[Collected data]
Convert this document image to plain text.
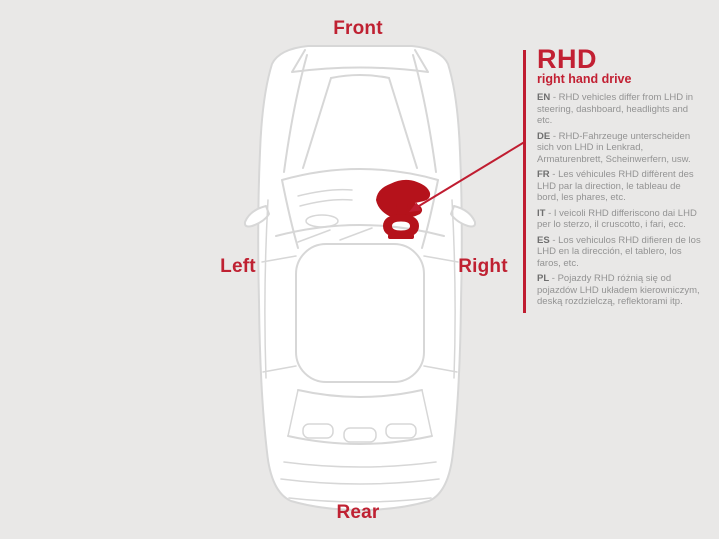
Front
Left	Right
Rear
RHD
right hand drive

EN - RHD vehicles differ from LHD in steering, dashboard, headlights and etc.

DE - RHD-Fahrzeuge unterscheiden sich von LHD in Lenkrad, Armaturenbrett, Scheinwerfern, usw.

FR - Les véhicules RHD diffèrent des LHD par la direction, le tableau de bord, les phares, etc.

IT - I veicoli RHD differiscono dai LHD per lo sterzo, il cruscotto, i fari, ecc.

ES - Los vehiculos RHD difieren de los LHD en la dirección, el tablero, los faros, etc.

PL - Pojazdy RHD różnią się od pojazdów LHD układem kierowniczym, deską rozdzielczą, reflektorami itp.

§ **What to produce**: Transcribe every record above exactly, leaving out the pictures.

§ **Response to the task**:
Convert this document image to plain text.
Front
Left	Right
Rear
RHD
right hand drive

EN - RHD vehicles differ from LHD in steering, dashboard, headlights and etc.

DE - RHD-Fahrzeuge unterscheiden sich von LHD in Lenkrad, Armaturenbrett, Scheinwerfern, usw.

FR - Les véhicules RHD diffèrent des LHD par la direction, le tableau de bord, les phares, etc.

IT - I veicoli RHD differiscono dai LHD per lo sterzo, il cruscotto, i fari, ecc.

ES - Los vehiculos RHD difieren de los LHD en la dirección, el tablero, los faros, etc.

PL - Pojazdy RHD różnią się od pojazdów LHD układem kierowniczym, deską rozdzielczą, reflektorami itp.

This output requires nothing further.